PROVIDED MATERIAL ▸
[start]

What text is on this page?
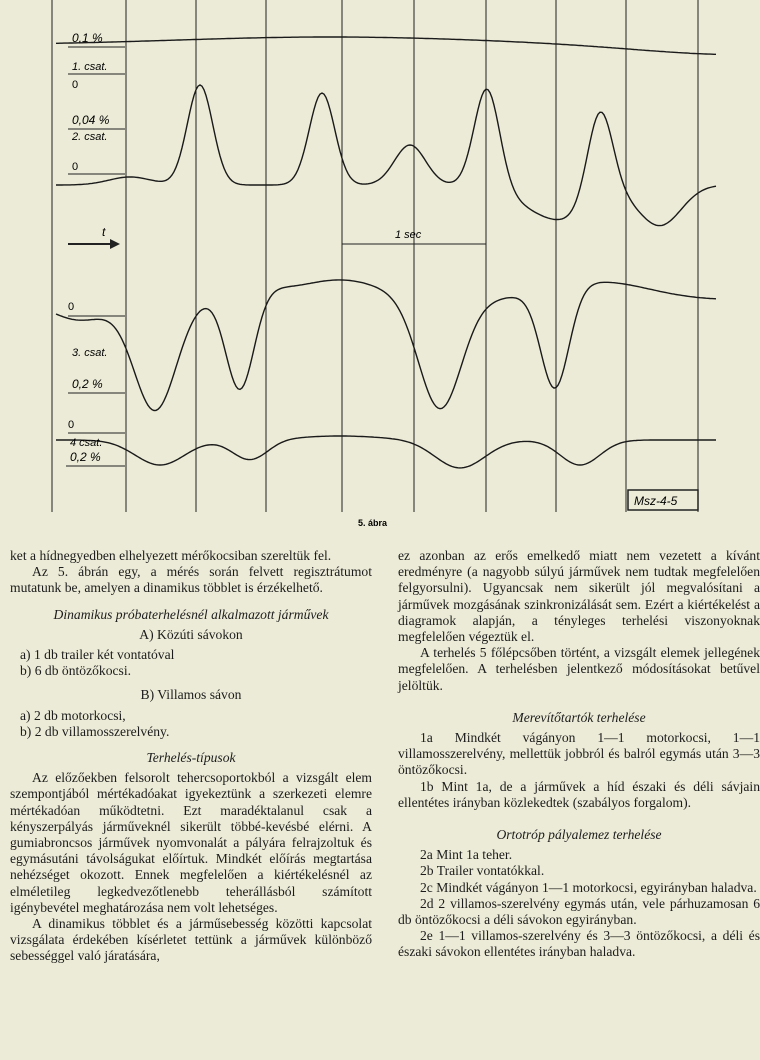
0,1 %
1. csat.
0
0,04 %
2. csat.
0
t	1 sec
0
3. csat.
0,2 %
0
4 csat.
0,2 %
Msz-4-5
5. ábra

ket a hídnegyedben elhelyezett mérőkocsiban szereltük fel.

Az 5. ábrán egy, a mérés során felvett regisztrátumot mutatunk be, amelyen a dinamikus többlet is érzékelhető.

Dinamikus próbaterhelésnél alkalmazott járművek

A) Közúti sávokon

a) 1 db trailer két vontatóval

b) 6 db öntözőkocsi.

B) Villamos sávon

a) 2 db motorkocsi,

b) 2 db villamosszerelvény.

Terhelés-típusok

Az előzőekben felsorolt teherсsoportokból a vizsgált elem szempontjából mértékadóakat igyekeztünk a szerkezeti elemre mértékadóan működtetni. Ezt maradéktalanul csak a kényszerpályás járműveknél sikerült többé-kevésbé elérni. A gumiabroncsos járművek nyomvonalát a pályára felrajzoltuk és egymásutáni távolságukat előírtuk. Mindkét előírás megtartása nehézséget okozott. Ennek megfelelően a kiértékelésnél az elméletileg legkedvezőtlenebb teherállásból számított igénybevétel meghatározása nem volt lehetséges.

A dinamikus többlet és a járműsebesség közötti kapcsolat vizsgálata érdekében kísérletet tettünk a járművek különböző sebességgel való járatására,

ez azonban az erős emelkedő miatt nem vezetett a kívánt eredményre (a nagyobb súlyú járművek nem tudtak megfelelően felgyorsulni). Ugyancsak nem sikerült jól megvalósítani a járművek mozgásának szinkronizálását sem. Ezért a kiértékelést a diagramok alapján, a tényleges terhelési viszonyoknak megfelelően végeztük el.

A terhelés 5 főlépcsőben történt, a vizsgált elemek jellegének megfelelően. A terhelésben jelentkező módosításokat betűvel jelöltük.

Merevítőtartók terhelése

1a Mindkét vágányon 1—1 motorkocsi, 1—1 villamosszerelvény, mellettük jobbról és balról egymás után 3—3 öntözőkocsi.

1b Mint 1a, de a járművek a híd északi és déli sávjain ellentétes irányban közlekedtek (szabályos forgalom).

Ortotróp pályalemez terhelése

2a Mint 1a teher.

2b Trailer vontatókkal.

2c Mindkét vágányon 1—1 motorkocsi, egyirányban haladva.

2d 2 villamos-szerelvény egymás után, vele párhuzamosan 6 db öntözőkocsi a déli sávokon egyirányban.

2e 1—1 villamos-szerelvény és 3—3 öntözőkocsi, a déli és északi sávokon ellentétes irányban haladva.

[end]

EXERCISE ▸
Among the records above, how many lines carry the string "haladva"? Reply with the number alone.

THE SOLUTION ▸
2